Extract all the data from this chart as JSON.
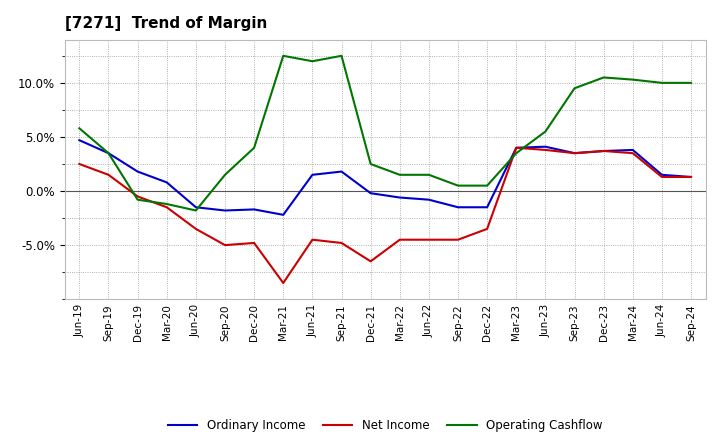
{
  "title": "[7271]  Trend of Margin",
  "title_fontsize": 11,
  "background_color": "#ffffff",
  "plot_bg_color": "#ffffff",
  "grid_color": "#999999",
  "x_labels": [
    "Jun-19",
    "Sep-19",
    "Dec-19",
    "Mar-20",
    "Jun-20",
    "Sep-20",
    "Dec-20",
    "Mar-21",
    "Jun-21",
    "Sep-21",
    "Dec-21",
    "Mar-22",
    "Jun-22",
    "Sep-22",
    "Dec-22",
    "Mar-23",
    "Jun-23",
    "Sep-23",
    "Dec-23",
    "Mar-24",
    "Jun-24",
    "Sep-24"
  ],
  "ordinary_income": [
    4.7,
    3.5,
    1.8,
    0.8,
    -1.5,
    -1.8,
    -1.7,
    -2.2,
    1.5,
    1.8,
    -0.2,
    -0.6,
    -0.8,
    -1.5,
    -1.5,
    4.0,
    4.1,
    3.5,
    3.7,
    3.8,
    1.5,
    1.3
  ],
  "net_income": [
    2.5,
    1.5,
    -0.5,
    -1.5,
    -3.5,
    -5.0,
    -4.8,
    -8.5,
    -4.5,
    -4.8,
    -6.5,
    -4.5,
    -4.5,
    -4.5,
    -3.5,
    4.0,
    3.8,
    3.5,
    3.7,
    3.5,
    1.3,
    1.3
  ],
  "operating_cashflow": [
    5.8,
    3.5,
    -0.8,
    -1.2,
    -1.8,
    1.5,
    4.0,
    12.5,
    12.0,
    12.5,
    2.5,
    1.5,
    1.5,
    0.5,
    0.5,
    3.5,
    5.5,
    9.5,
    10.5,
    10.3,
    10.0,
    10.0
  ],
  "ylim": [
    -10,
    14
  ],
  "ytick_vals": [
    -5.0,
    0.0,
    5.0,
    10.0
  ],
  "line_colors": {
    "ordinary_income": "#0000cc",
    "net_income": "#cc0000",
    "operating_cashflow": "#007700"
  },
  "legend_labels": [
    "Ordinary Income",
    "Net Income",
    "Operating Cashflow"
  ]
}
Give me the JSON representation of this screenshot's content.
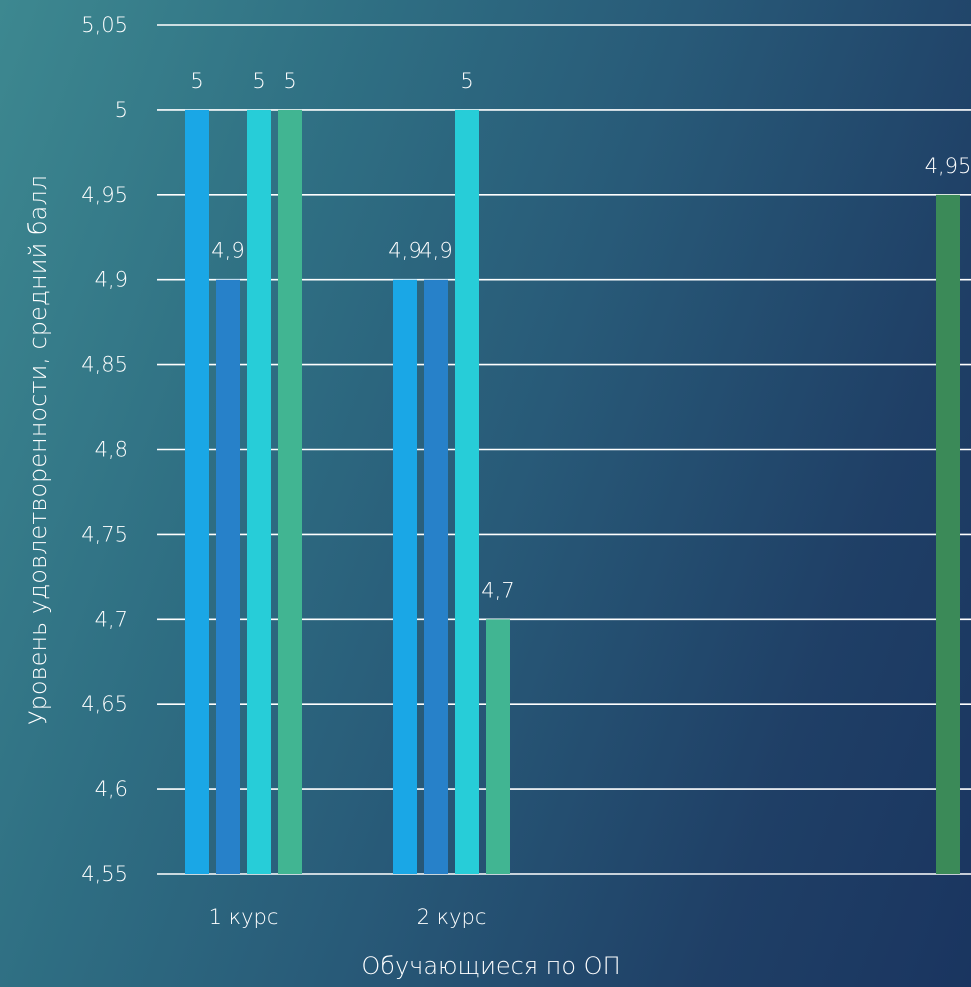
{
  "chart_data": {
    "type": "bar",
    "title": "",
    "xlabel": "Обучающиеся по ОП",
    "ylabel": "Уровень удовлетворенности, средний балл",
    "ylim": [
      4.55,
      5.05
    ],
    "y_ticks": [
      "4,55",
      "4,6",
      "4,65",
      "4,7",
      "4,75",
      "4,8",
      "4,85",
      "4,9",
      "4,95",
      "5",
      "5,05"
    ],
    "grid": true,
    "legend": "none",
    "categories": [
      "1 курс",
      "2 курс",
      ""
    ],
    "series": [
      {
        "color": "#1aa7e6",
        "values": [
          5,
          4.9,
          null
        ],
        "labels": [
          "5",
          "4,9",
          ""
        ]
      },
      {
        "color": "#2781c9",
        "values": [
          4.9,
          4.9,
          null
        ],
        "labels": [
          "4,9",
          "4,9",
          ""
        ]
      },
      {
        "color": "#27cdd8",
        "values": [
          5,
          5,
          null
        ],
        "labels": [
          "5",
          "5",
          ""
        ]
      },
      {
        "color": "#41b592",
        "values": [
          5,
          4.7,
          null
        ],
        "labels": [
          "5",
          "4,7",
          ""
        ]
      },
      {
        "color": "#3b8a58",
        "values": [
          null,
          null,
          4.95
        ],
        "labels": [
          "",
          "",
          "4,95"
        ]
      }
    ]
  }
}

Task requirements: Strip out the images, then output the records above word for word.

Output of the exercise:
Extract all the data from this chart as JSON.
{
  "title": "[7271]  Trend of Margin",
  "title_fontsize": 11,
  "background_color": "#ffffff",
  "plot_bg_color": "#ffffff",
  "grid_color": "#999999",
  "x_labels": [
    "Jun-19",
    "Sep-19",
    "Dec-19",
    "Mar-20",
    "Jun-20",
    "Sep-20",
    "Dec-20",
    "Mar-21",
    "Jun-21",
    "Sep-21",
    "Dec-21",
    "Mar-22",
    "Jun-22",
    "Sep-22",
    "Dec-22",
    "Mar-23",
    "Jun-23",
    "Sep-23",
    "Dec-23",
    "Mar-24",
    "Jun-24",
    "Sep-24"
  ],
  "ordinary_income": [
    4.7,
    3.5,
    1.8,
    0.8,
    -1.5,
    -1.8,
    -1.7,
    -2.2,
    1.5,
    1.8,
    -0.2,
    -0.6,
    -0.8,
    -1.5,
    -1.5,
    4.0,
    4.1,
    3.5,
    3.7,
    3.8,
    1.5,
    1.3
  ],
  "net_income": [
    2.5,
    1.5,
    -0.5,
    -1.5,
    -3.5,
    -5.0,
    -4.8,
    -8.5,
    -4.5,
    -4.8,
    -6.5,
    -4.5,
    -4.5,
    -4.5,
    -3.5,
    4.0,
    3.8,
    3.5,
    3.7,
    3.5,
    1.3,
    1.3
  ],
  "operating_cashflow": [
    5.8,
    3.5,
    -0.8,
    -1.2,
    -1.8,
    1.5,
    4.0,
    12.5,
    12.0,
    12.5,
    2.5,
    1.5,
    1.5,
    0.5,
    0.5,
    3.5,
    5.5,
    9.5,
    10.5,
    10.3,
    10.0,
    10.0
  ],
  "ylim": [
    -10,
    14
  ],
  "ytick_vals": [
    -5.0,
    0.0,
    5.0,
    10.0
  ],
  "line_colors": {
    "ordinary_income": "#0000cc",
    "net_income": "#cc0000",
    "operating_cashflow": "#007700"
  },
  "legend_labels": [
    "Ordinary Income",
    "Net Income",
    "Operating Cashflow"
  ]
}
Give me the JSON representation of this screenshot's content.
{
  "chart_data": {
    "type": "bar",
    "title": "",
    "xlabel": "Обучающиеся по ОП",
    "ylabel": "Уровень удовлетворенности, средний балл",
    "ylim": [
      4.55,
      5.05
    ],
    "y_ticks": [
      "4,55",
      "4,6",
      "4,65",
      "4,7",
      "4,75",
      "4,8",
      "4,85",
      "4,9",
      "4,95",
      "5",
      "5,05"
    ],
    "grid": true,
    "legend": "none",
    "categories": [
      "1 курс",
      "2 курс",
      ""
    ],
    "series": [
      {
        "color": "#1aa7e6",
        "values": [
          5,
          4.9,
          null
        ],
        "labels": [
          "5",
          "4,9",
          ""
        ]
      },
      {
        "color": "#2781c9",
        "values": [
          4.9,
          4.9,
          null
        ],
        "labels": [
          "4,9",
          "4,9",
          ""
        ]
      },
      {
        "color": "#27cdd8",
        "values": [
          5,
          5,
          null
        ],
        "labels": [
          "5",
          "5",
          ""
        ]
      },
      {
        "color": "#41b592",
        "values": [
          5,
          4.7,
          null
        ],
        "labels": [
          "5",
          "4,7",
          ""
        ]
      },
      {
        "color": "#3b8a58",
        "values": [
          null,
          null,
          4.95
        ],
        "labels": [
          "",
          "",
          "4,95"
        ]
      }
    ]
  }
}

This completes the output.